ENTRIES PROVIDED ▸

§

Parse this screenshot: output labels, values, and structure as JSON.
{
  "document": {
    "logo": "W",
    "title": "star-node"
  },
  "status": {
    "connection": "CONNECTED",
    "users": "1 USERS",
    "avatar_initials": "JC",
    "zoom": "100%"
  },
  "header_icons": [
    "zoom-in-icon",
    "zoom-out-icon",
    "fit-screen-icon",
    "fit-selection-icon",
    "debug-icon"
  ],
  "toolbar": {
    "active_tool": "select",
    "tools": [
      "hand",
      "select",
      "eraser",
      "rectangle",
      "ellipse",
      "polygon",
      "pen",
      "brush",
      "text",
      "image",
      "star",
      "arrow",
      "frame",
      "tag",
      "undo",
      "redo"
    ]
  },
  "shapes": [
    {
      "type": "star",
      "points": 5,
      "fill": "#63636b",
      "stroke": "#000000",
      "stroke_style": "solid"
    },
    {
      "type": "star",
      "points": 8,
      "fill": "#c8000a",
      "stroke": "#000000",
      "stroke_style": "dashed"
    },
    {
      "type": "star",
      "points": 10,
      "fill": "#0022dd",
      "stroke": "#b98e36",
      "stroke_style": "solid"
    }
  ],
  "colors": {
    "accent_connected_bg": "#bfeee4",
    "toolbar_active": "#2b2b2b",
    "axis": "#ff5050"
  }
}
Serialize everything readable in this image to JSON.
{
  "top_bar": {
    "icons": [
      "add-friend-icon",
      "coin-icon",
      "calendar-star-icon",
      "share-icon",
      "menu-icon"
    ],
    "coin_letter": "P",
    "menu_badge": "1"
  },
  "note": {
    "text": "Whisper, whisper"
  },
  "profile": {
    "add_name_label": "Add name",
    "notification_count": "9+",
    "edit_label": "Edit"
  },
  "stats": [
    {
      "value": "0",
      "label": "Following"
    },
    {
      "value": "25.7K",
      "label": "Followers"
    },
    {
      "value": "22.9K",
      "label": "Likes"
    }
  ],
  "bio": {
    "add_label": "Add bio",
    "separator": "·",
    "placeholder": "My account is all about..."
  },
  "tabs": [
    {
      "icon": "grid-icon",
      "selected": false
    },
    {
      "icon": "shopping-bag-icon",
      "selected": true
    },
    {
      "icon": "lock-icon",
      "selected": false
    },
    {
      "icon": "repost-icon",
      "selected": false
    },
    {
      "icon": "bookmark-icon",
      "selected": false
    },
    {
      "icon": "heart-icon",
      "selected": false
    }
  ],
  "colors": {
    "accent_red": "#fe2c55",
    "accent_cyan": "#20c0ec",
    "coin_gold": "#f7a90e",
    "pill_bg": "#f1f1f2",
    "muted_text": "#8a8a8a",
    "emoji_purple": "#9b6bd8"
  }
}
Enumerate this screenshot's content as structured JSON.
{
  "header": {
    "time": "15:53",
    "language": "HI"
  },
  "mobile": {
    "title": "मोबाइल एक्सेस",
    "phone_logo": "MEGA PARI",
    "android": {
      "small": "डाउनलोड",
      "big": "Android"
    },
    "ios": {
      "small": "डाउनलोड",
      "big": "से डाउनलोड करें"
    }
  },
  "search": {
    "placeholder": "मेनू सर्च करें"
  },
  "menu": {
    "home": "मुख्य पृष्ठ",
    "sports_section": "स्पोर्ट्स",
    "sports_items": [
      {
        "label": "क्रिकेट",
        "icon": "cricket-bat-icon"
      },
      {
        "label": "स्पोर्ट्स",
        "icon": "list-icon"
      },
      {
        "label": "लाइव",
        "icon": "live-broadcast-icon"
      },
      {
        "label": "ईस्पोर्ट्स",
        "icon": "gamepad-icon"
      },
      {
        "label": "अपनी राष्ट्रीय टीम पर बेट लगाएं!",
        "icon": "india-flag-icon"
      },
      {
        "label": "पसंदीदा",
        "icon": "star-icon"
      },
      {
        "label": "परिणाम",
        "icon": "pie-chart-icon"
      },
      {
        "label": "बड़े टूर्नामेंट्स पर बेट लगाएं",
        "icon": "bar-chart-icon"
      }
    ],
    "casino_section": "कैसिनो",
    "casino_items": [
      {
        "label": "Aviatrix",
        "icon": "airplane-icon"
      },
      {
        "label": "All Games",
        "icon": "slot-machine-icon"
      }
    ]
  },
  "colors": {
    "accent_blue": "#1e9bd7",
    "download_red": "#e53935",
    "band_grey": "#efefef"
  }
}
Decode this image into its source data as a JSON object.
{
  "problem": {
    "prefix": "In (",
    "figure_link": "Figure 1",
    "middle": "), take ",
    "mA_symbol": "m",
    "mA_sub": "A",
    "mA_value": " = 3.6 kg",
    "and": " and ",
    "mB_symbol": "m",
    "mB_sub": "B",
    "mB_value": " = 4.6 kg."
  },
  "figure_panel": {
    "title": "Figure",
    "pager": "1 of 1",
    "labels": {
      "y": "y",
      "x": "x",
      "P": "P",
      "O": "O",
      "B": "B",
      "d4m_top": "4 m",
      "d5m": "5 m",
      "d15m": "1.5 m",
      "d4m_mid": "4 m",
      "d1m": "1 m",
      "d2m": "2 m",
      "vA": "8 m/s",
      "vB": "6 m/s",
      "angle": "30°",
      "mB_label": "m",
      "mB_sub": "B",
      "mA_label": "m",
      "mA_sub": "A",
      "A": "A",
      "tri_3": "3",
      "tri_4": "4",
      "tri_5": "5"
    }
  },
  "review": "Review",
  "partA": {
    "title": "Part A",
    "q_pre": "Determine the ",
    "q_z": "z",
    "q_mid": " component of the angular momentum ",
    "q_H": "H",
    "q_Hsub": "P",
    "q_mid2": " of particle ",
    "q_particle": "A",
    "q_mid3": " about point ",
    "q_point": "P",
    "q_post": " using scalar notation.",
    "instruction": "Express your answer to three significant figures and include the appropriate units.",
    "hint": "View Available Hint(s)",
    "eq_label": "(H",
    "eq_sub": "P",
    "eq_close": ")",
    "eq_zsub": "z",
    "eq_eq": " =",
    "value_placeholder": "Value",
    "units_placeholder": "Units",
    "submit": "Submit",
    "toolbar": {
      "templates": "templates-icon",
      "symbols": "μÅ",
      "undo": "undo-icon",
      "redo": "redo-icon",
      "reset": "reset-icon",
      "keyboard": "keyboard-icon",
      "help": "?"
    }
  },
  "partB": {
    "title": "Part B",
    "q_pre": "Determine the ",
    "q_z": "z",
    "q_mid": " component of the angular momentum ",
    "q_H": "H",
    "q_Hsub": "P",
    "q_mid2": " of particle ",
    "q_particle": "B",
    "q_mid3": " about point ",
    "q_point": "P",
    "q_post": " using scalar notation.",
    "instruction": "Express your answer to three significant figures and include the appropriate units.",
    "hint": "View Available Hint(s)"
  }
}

§

PROBLEM DETAILS ▸ Copy every line in the listing above where the string "star" turns up.

RESULT ▸
    "title": "star-node"
      "star",
      "type": "star",
      "type": "star",
      "type": "star",
      "calendar-star-icon",
        "icon": "star-icon"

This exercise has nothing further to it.